Without the pictures, can you quote each line below exactly?

Saved entries:
[Begin]
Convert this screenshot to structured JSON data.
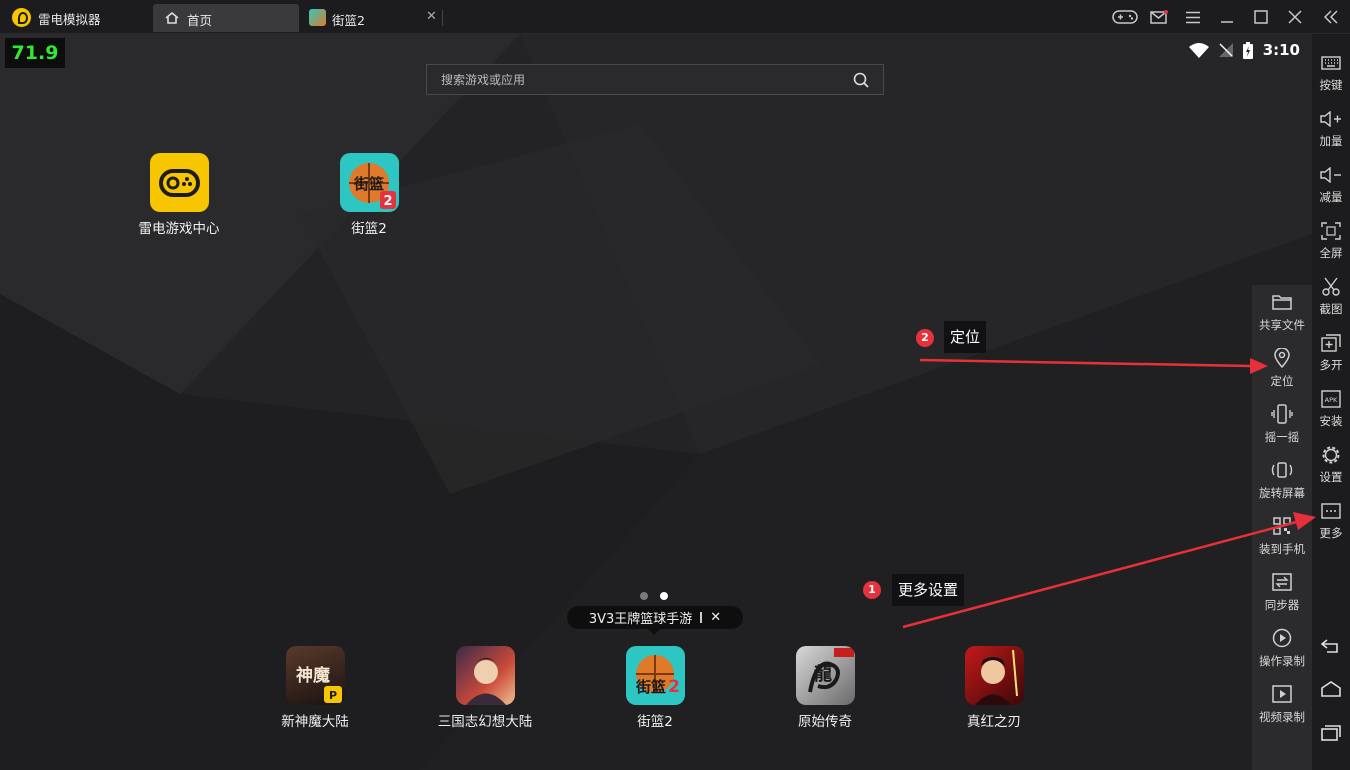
{
  "titlebar": {
    "app_title": "雷电模拟器",
    "tabs": [
      {
        "label": "首页",
        "icon": "home-icon"
      },
      {
        "label": "街篮2",
        "icon": "game-thumbnail-icon",
        "close": "✕"
      }
    ],
    "window_controls": [
      "gamepad-icon",
      "mail-icon",
      "menu-icon",
      "minimize-icon",
      "maximize-icon",
      "close-icon",
      "collapse-icon"
    ]
  },
  "screen": {
    "fps": "71.9",
    "status": {
      "time": "3:10",
      "icons": [
        "wifi-icon",
        "no-signal-icon",
        "battery-charging-icon"
      ]
    },
    "search": {
      "placeholder": "搜索游戏或应用"
    },
    "desktop_apps": [
      {
        "name": "雷电游戏中心"
      },
      {
        "name": "街篮2"
      }
    ],
    "page_dots": {
      "count": 2,
      "active": 2
    },
    "tooltip": {
      "text": "3V3王牌篮球手游",
      "close": "✕"
    },
    "dock_apps": [
      {
        "name": "新神魔大陆"
      },
      {
        "name": "三国志幻想大陆"
      },
      {
        "name": "街篮2"
      },
      {
        "name": "原始传奇"
      },
      {
        "name": "真红之刃"
      }
    ]
  },
  "annotations": [
    {
      "num": "2",
      "label": "定位"
    },
    {
      "num": "1",
      "label": "更多设置"
    }
  ],
  "arrow_color": "#e8303a",
  "popup": {
    "items": [
      {
        "label": "共享文件",
        "icon": "folder-icon"
      },
      {
        "label": "定位",
        "icon": "location-pin-icon"
      },
      {
        "label": "摇一摇",
        "icon": "shake-icon"
      },
      {
        "label": "旋转屏幕",
        "icon": "rotate-icon"
      },
      {
        "label": "装到手机",
        "icon": "qr-code-icon"
      },
      {
        "label": "同步器",
        "icon": "sync-icon"
      },
      {
        "label": "操作录制",
        "icon": "play-circle-icon"
      },
      {
        "label": "视频录制",
        "icon": "video-record-icon"
      }
    ]
  },
  "sidebar": {
    "items": [
      {
        "label": "按键",
        "icon": "keyboard-icon"
      },
      {
        "label": "加量",
        "icon": "volume-up-icon"
      },
      {
        "label": "减量",
        "icon": "volume-down-icon"
      },
      {
        "label": "全屏",
        "icon": "fullscreen-icon"
      },
      {
        "label": "截图",
        "icon": "scissors-icon"
      },
      {
        "label": "多开",
        "icon": "multi-instance-icon"
      },
      {
        "label": "安装",
        "icon": "apk-icon"
      },
      {
        "label": "设置",
        "icon": "gear-icon"
      },
      {
        "label": "更多",
        "icon": "more-icon"
      }
    ],
    "nav": [
      "back-icon",
      "home-icon",
      "recent-apps-icon"
    ]
  }
}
[End]
Complete output -
Convert this screenshot to structured JSON data.
{
  "titlebar": {
    "app_title": "雷电模拟器",
    "tabs": [
      {
        "label": "首页",
        "icon": "home-icon"
      },
      {
        "label": "街篮2",
        "icon": "game-thumbnail-icon",
        "close": "✕"
      }
    ],
    "window_controls": [
      "gamepad-icon",
      "mail-icon",
      "menu-icon",
      "minimize-icon",
      "maximize-icon",
      "close-icon",
      "collapse-icon"
    ]
  },
  "screen": {
    "fps": "71.9",
    "status": {
      "time": "3:10",
      "icons": [
        "wifi-icon",
        "no-signal-icon",
        "battery-charging-icon"
      ]
    },
    "search": {
      "placeholder": "搜索游戏或应用"
    },
    "desktop_apps": [
      {
        "name": "雷电游戏中心"
      },
      {
        "name": "街篮2"
      }
    ],
    "page_dots": {
      "count": 2,
      "active": 2
    },
    "tooltip": {
      "text": "3V3王牌篮球手游",
      "close": "✕"
    },
    "dock_apps": [
      {
        "name": "新神魔大陆"
      },
      {
        "name": "三国志幻想大陆"
      },
      {
        "name": "街篮2"
      },
      {
        "name": "原始传奇"
      },
      {
        "name": "真红之刃"
      }
    ]
  },
  "annotations": [
    {
      "num": "2",
      "label": "定位"
    },
    {
      "num": "1",
      "label": "更多设置"
    }
  ],
  "arrow_color": "#e8303a",
  "popup": {
    "items": [
      {
        "label": "共享文件",
        "icon": "folder-icon"
      },
      {
        "label": "定位",
        "icon": "location-pin-icon"
      },
      {
        "label": "摇一摇",
        "icon": "shake-icon"
      },
      {
        "label": "旋转屏幕",
        "icon": "rotate-icon"
      },
      {
        "label": "装到手机",
        "icon": "qr-code-icon"
      },
      {
        "label": "同步器",
        "icon": "sync-icon"
      },
      {
        "label": "操作录制",
        "icon": "play-circle-icon"
      },
      {
        "label": "视频录制",
        "icon": "video-record-icon"
      }
    ]
  },
  "sidebar": {
    "items": [
      {
        "label": "按键",
        "icon": "keyboard-icon"
      },
      {
        "label": "加量",
        "icon": "volume-up-icon"
      },
      {
        "label": "减量",
        "icon": "volume-down-icon"
      },
      {
        "label": "全屏",
        "icon": "fullscreen-icon"
      },
      {
        "label": "截图",
        "icon": "scissors-icon"
      },
      {
        "label": "多开",
        "icon": "multi-instance-icon"
      },
      {
        "label": "安装",
        "icon": "apk-icon"
      },
      {
        "label": "设置",
        "icon": "gear-icon"
      },
      {
        "label": "更多",
        "icon": "more-icon"
      }
    ],
    "nav": [
      "back-icon",
      "home-icon",
      "recent-apps-icon"
    ]
  }
}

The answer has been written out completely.